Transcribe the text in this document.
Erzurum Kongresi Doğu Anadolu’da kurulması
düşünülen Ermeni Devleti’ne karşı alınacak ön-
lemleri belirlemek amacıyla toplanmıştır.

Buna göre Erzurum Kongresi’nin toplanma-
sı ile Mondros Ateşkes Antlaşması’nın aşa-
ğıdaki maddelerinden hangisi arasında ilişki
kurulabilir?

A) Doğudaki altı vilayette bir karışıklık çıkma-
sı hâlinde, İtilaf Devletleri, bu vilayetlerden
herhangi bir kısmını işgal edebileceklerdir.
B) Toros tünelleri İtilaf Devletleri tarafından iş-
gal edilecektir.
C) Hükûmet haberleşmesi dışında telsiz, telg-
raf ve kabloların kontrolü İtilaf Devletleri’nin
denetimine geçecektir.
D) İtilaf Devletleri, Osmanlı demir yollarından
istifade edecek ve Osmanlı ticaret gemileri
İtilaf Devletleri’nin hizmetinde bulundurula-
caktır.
__________________________________________________
• Exercise instructions: Each line holding "Kongresi" must be found and copied.

• Response:
Erzurum Kongresi Doğu Anadolu’da kurulması
Buna göre Erzurum Kongresi’nin toplanma-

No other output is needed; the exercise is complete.